_Excerpt to read:_
-=-=-=-=-
One of the centrepieces of the plan is a new fleet of 11 general-purpose frigates, to be built overseas and locally, to replace the ageing Anzac-class frigates. The troubled Hunter-class anti-submarine frigates project, which has been beset with cost and weight issues, will be retained but reduced from nine to six boats. The first will arrive in 2034, and their effectiveness will be boosted by the addition of Tomahawk cruise missiles following criticisms that the original design left them badly undergunned. Across the medium to long term, Australia’s nuclear-powered submarines, to be bought under the AUKUS pact forged by Scott Morrison and continued by Anthony Albanese, to the government's credit, also will be a cornerstone of our defences, with the first sub expected to arrive in early 2040.

AUKUS, like the initiatives in the naval review report, will not enhance Australia’s defence preparedness in the next few years. That is the nature of naval and other hi-tech defence procurements. In the interim, gaps as vessels are retired or dry-docked will be a serious problem. Had governments acted earlier, the problem would not have reached a point at which the government was unwilling or unable to send a warship to the Red Sea to help deal with Houthi rebels sabotaging commercial shipping. It is ironic (and alarming) that Iranian-backed Houthis probably have a better strike capability than the Australian Defence Force, as opposition defence spokesman Andrew Hastie says.

The key question raised by Tuesday’s announcement is money. The independent review found a $25bn funding hole in the navy’s surface fleet program. The government has committed itself to injecting an additional $1.7bn across the next forward estimates and $11.1bn in additional funding across the next decade. As Defence Minister Richard Marles said, that comes on top of the investment of an additional $30.5bn in Defence’s Integrated Investment Program until 2032-33, which brings investment in the surface fleet to $54.2bn in total across the next decade.
-=-=-=-=-
_Supplied data:_
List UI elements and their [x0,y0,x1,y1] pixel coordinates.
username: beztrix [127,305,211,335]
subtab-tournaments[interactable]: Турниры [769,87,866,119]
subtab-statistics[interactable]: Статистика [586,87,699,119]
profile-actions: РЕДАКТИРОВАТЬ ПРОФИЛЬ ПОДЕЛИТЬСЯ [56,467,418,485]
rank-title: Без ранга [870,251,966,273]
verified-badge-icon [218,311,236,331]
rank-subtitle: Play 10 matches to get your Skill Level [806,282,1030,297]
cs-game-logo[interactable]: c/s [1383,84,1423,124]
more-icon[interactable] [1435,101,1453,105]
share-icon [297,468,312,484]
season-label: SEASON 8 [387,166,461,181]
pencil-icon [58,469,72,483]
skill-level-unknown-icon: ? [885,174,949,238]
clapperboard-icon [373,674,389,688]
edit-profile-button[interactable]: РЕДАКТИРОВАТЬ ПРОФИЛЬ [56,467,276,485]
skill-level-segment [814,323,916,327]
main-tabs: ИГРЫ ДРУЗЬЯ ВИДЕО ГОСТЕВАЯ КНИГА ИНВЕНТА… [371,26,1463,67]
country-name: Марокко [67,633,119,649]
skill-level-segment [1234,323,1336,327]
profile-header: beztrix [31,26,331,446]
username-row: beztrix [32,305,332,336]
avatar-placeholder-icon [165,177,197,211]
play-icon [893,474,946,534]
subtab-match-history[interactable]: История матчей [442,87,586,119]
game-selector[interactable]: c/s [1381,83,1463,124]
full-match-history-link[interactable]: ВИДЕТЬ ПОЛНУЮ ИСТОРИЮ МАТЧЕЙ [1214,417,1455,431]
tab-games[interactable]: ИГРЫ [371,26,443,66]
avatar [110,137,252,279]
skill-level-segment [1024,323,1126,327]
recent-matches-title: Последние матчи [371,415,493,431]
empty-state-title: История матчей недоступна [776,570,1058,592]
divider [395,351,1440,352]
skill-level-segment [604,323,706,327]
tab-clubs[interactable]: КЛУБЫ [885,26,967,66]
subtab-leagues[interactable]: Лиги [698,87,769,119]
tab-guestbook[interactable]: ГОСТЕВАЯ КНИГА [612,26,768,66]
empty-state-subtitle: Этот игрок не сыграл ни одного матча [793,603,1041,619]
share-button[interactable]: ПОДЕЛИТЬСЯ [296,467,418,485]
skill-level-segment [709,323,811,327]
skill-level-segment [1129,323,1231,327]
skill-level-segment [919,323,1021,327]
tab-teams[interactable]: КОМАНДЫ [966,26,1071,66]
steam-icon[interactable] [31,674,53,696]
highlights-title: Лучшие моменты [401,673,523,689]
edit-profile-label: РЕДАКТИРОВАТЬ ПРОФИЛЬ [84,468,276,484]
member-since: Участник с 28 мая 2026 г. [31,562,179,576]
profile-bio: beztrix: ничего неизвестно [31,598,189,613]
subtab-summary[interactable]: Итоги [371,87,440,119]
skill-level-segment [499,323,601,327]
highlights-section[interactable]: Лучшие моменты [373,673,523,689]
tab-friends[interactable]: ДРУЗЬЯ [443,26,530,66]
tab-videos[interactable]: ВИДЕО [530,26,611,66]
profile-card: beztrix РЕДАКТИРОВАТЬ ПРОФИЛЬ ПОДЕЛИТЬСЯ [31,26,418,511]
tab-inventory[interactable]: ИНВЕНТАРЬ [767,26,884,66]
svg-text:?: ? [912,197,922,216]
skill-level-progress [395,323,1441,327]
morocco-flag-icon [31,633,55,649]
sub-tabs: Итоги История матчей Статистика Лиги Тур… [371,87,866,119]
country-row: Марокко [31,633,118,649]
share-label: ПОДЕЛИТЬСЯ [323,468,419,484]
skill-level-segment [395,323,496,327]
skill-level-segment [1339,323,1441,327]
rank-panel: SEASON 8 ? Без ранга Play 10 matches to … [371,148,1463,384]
-=-=-=-=-
_Given request:_
Continue the passage on Australia's surface fleet plan, picking up right after its final sentence. The rows are separate material, apart from the passage on Australia's surface fleet plan.

_Expected answer:_
While it has come too late – a shortfall for which both sides of politics are responsible – taking defence spending as a proportion of gross domestic product from just over 2 per cent to 2.4 per cent by the early 2030s, which this plan will require, is a step in the right direction. Given the usual long delays and cost blowouts in buying defence equipment, it would be naive, however, to assume the costs of the new vessels and equipment discussed on Tuesday will even approximate the figures released. Large defence announcements such as this are too often followed up by slow implementation and, ultimately, budget cuts, as chief international correspondent Cameron Stewart writes. The other major risk, as always, is political will. Starting with the next four years, defence will need a larger and growing share of consolidated revenue. That underlines the importance of economic policies that maximise growth and productivity, and contain unnecessary blowouts in social spending.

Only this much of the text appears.